» **Exercise aim**
Take the listing and print it in full, exactly as given.
* BEGIN Listed entries *
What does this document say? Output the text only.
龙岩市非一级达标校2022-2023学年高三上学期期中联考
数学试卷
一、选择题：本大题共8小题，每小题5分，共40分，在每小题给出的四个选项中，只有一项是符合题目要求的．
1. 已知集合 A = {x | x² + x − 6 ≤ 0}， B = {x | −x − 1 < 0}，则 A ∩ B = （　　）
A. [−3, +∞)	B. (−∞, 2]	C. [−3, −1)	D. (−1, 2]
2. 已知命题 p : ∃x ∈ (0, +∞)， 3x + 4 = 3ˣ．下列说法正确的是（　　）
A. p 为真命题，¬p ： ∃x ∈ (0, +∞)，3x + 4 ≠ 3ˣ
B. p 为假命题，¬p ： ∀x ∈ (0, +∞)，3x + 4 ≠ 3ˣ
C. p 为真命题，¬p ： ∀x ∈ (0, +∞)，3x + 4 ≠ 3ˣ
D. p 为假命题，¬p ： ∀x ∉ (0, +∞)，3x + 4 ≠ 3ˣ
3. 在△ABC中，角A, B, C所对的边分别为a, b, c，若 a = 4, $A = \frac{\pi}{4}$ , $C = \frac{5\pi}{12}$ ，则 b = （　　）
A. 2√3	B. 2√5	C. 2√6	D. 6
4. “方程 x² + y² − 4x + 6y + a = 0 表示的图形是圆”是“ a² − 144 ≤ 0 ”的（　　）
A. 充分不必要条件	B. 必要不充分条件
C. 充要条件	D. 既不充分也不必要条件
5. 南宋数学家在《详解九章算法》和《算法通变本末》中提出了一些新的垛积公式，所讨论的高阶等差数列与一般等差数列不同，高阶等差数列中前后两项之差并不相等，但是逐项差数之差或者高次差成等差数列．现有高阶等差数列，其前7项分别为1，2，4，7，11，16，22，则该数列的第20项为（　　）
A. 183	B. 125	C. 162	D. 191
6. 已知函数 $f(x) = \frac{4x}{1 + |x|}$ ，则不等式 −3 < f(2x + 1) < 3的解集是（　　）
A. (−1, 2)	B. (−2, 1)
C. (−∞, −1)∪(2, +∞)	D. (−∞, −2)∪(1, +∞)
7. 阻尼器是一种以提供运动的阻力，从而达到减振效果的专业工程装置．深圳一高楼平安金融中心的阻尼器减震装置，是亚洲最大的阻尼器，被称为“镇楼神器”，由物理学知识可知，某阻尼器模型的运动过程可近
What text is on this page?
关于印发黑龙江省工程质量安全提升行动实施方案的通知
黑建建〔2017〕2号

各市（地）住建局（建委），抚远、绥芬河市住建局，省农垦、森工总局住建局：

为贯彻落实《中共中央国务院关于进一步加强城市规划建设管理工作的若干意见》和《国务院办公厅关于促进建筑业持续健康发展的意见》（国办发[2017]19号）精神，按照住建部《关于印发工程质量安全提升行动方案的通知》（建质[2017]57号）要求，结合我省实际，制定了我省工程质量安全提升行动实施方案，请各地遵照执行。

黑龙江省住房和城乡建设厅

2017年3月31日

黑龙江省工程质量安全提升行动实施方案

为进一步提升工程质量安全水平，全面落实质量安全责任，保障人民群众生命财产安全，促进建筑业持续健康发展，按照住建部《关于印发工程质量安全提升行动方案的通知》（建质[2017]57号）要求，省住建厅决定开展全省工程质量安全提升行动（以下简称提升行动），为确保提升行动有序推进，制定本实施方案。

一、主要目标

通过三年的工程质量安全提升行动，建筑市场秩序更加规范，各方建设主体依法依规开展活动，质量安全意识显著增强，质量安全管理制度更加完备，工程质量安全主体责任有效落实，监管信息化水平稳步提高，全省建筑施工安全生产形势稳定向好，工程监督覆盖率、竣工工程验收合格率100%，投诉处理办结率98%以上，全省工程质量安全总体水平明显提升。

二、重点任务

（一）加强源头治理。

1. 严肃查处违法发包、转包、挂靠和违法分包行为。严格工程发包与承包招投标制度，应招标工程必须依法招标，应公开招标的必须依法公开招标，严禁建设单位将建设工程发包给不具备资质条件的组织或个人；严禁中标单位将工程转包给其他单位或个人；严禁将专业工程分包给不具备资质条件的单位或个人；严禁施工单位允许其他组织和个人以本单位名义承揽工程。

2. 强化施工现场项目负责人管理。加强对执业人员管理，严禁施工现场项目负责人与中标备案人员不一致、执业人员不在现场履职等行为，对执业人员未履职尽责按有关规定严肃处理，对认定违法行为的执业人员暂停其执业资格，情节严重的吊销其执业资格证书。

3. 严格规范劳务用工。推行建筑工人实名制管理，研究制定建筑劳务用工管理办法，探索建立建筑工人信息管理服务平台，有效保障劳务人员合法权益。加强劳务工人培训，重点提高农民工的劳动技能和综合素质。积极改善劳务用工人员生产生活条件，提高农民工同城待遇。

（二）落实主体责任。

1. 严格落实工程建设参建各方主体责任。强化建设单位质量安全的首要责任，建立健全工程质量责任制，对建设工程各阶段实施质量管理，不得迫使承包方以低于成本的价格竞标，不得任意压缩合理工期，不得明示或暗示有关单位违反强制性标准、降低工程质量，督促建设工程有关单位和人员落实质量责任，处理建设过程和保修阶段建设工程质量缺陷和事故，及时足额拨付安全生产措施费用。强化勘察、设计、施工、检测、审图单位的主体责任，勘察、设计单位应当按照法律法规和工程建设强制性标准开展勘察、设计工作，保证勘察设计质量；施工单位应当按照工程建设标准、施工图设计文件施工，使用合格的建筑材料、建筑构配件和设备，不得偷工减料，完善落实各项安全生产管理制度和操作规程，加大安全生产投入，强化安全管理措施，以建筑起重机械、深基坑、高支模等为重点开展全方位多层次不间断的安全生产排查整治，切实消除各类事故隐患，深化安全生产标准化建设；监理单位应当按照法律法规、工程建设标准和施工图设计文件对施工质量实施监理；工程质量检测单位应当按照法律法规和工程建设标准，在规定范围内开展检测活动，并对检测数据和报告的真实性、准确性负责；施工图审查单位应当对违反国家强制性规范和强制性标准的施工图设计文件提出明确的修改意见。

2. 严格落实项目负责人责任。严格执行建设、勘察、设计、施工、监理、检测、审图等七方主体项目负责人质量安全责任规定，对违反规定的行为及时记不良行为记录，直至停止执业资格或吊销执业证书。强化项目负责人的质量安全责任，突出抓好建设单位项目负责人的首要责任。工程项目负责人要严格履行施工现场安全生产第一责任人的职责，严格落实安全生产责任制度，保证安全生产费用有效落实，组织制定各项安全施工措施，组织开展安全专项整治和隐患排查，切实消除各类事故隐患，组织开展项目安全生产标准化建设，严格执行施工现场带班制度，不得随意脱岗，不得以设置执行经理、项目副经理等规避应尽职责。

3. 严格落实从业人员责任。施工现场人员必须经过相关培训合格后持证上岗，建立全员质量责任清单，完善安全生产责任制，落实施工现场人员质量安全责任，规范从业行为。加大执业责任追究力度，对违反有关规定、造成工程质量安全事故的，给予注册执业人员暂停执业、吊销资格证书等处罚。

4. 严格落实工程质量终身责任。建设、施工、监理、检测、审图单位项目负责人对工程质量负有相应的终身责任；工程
* END Listed entries *
» **Task answer**
What does this document say? Output the text only.
龙岩市非一级达标校2022-2023学年高三上学期期中联考
数学试卷
一、选择题：本大题共8小题，每小题5分，共40分，在每小题给出的四个选项中，只有一项是符合题目要求的．
1. 已知集合 A = {x | x² + x − 6 ≤ 0}， B = {x | −x − 1 < 0}，则 A ∩ B = （　　）
A. [−3, +∞)	B. (−∞, 2]	C. [−3, −1)	D. (−1, 2]
2. 已知命题 p : ∃x ∈ (0, +∞)， 3x + 4 = 3ˣ．下列说法正确的是（　　）
A. p 为真命题，¬p ： ∃x ∈ (0, +∞)，3x + 4 ≠ 3ˣ
B. p 为假命题，¬p ： ∀x ∈ (0, +∞)，3x + 4 ≠ 3ˣ
C. p 为真命题，¬p ： ∀x ∈ (0, +∞)，3x + 4 ≠ 3ˣ
D. p 为假命题，¬p ： ∀x ∉ (0, +∞)，3x + 4 ≠ 3ˣ
3. 在△ABC中，角A, B, C所对的边分别为a, b, c，若 a = 4, $A = \frac{\pi}{4}$ , $C = \frac{5\pi}{12}$ ，则 b = （　　）
A. 2√3	B. 2√5	C. 2√6	D. 6
4. “方程 x² + y² − 4x + 6y + a = 0 表示的图形是圆”是“ a² − 144 ≤ 0 ”的（　　）
A. 充分不必要条件	B. 必要不充分条件
C. 充要条件	D. 既不充分也不必要条件
5. 南宋数学家在《详解九章算法》和《算法通变本末》中提出了一些新的垛积公式，所讨论的高阶等差数列与一般等差数列不同，高阶等差数列中前后两项之差并不相等，但是逐项差数之差或者高次差成等差数列．现有高阶等差数列，其前7项分别为1，2，4，7，11，16，22，则该数列的第20项为（　　）
A. 183	B. 125	C. 162	D. 191
6. 已知函数 $f(x) = \frac{4x}{1 + |x|}$ ，则不等式 −3 < f(2x + 1) < 3的解集是（　　）
A. (−1, 2)	B. (−2, 1)
C. (−∞, −1)∪(2, +∞)	D. (−∞, −2)∪(1, +∞)
7. 阻尼器是一种以提供运动的阻力，从而达到减振效果的专业工程装置．深圳一高楼平安金融中心的阻尼器减震装置，是亚洲最大的阻尼器，被称为“镇楼神器”，由物理学知识可知，某阻尼器模型的运动过程可近
What text is on this page?
关于印发黑龙江省工程质量安全提升行动实施方案的通知
黑建建〔2017〕2号

各市（地）住建局（建委），抚远、绥芬河市住建局，省农垦、森工总局住建局：

为贯彻落实《中共中央国务院关于进一步加强城市规划建设管理工作的若干意见》和《国务院办公厅关于促进建筑业持续健康发展的意见》（国办发[2017]19号）精神，按照住建部《关于印发工程质量安全提升行动方案的通知》（建质[2017]57号）要求，结合我省实际，制定了我省工程质量安全提升行动实施方案，请各地遵照执行。

黑龙江省住房和城乡建设厅

2017年3月31日

黑龙江省工程质量安全提升行动实施方案

为进一步提升工程质量安全水平，全面落实质量安全责任，保障人民群众生命财产安全，促进建筑业持续健康发展，按照住建部《关于印发工程质量安全提升行动方案的通知》（建质[2017]57号）要求，省住建厅决定开展全省工程质量安全提升行动（以下简称提升行动），为确保提升行动有序推进，制定本实施方案。

一、主要目标

通过三年的工程质量安全提升行动，建筑市场秩序更加规范，各方建设主体依法依规开展活动，质量安全意识显著增强，质量安全管理制度更加完备，工程质量安全主体责任有效落实，监管信息化水平稳步提高，全省建筑施工安全生产形势稳定向好，工程监督覆盖率、竣工工程验收合格率100%，投诉处理办结率98%以上，全省工程质量安全总体水平明显提升。

二、重点任务

（一）加强源头治理。

1. 严肃查处违法发包、转包、挂靠和违法分包行为。严格工程发包与承包招投标制度，应招标工程必须依法招标，应公开招标的必须依法公开招标，严禁建设单位将建设工程发包给不具备资质条件的组织或个人；严禁中标单位将工程转包给其他单位或个人；严禁将专业工程分包给不具备资质条件的单位或个人；严禁施工单位允许其他组织和个人以本单位名义承揽工程。

2. 强化施工现场项目负责人管理。加强对执业人员管理，严禁施工现场项目负责人与中标备案人员不一致、执业人员不在现场履职等行为，对执业人员未履职尽责按有关规定严肃处理，对认定违法行为的执业人员暂停其执业资格，情节严重的吊销其执业资格证书。

3. 严格规范劳务用工。推行建筑工人实名制管理，研究制定建筑劳务用工管理办法，探索建立建筑工人信息管理服务平台，有效保障劳务人员合法权益。加强劳务工人培训，重点提高农民工的劳动技能和综合素质。积极改善劳务用工人员生产生活条件，提高农民工同城待遇。

（二）落实主体责任。

1. 严格落实工程建设参建各方主体责任。强化建设单位质量安全的首要责任，建立健全工程质量责任制，对建设工程各阶段实施质量管理，不得迫使承包方以低于成本的价格竞标，不得任意压缩合理工期，不得明示或暗示有关单位违反强制性标准、降低工程质量，督促建设工程有关单位和人员落实质量责任，处理建设过程和保修阶段建设工程质量缺陷和事故，及时足额拨付安全生产措施费用。强化勘察、设计、施工、检测、审图单位的主体责任，勘察、设计单位应当按照法律法规和工程建设强制性标准开展勘察、设计工作，保证勘察设计质量；施工单位应当按照工程建设标准、施工图设计文件施工，使用合格的建筑材料、建筑构配件和设备，不得偷工减料，完善落实各项安全生产管理制度和操作规程，加大安全生产投入，强化安全管理措施，以建筑起重机械、深基坑、高支模等为重点开展全方位多层次不间断的安全生产排查整治，切实消除各类事故隐患，深化安全生产标准化建设；监理单位应当按照法律法规、工程建设标准和施工图设计文件对施工质量实施监理；工程质量检测单位应当按照法律法规和工程建设标准，在规定范围内开展检测活动，并对检测数据和报告的真实性、准确性负责；施工图审查单位应当对违反国家强制性规范和强制性标准的施工图设计文件提出明确的修改意见。

2. 严格落实项目负责人责任。严格执行建设、勘察、设计、施工、监理、检测、审图等七方主体项目负责人质量安全责任规定，对违反规定的行为及时记不良行为记录，直至停止执业资格或吊销执业证书。强化项目负责人的质量安全责任，突出抓好建设单位项目负责人的首要责任。工程项目负责人要严格履行施工现场安全生产第一责任人的职责，严格落实安全生产责任制度，保证安全生产费用有效落实，组织制定各项安全施工措施，组织开展安全专项整治和隐患排查，切实消除各类事故隐患，组织开展项目安全生产标准化建设，严格执行施工现场带班制度，不得随意脱岗，不得以设置执行经理、项目副经理等规避应尽职责。

3. 严格落实从业人员责任。施工现场人员必须经过相关培训合格后持证上岗，建立全员质量责任清单，完善安全生产责任制，落实施工现场人员质量安全责任，规范从业行为。加大执业责任追究力度，对违反有关规定、造成工程质量安全事故的，给予注册执业人员暂停执业、吊销资格证书等处罚。

4. 严格落实工程质量终身责任。建设、施工、监理、检测、审图单位项目负责人对工程质量负有相应的终身责任；工程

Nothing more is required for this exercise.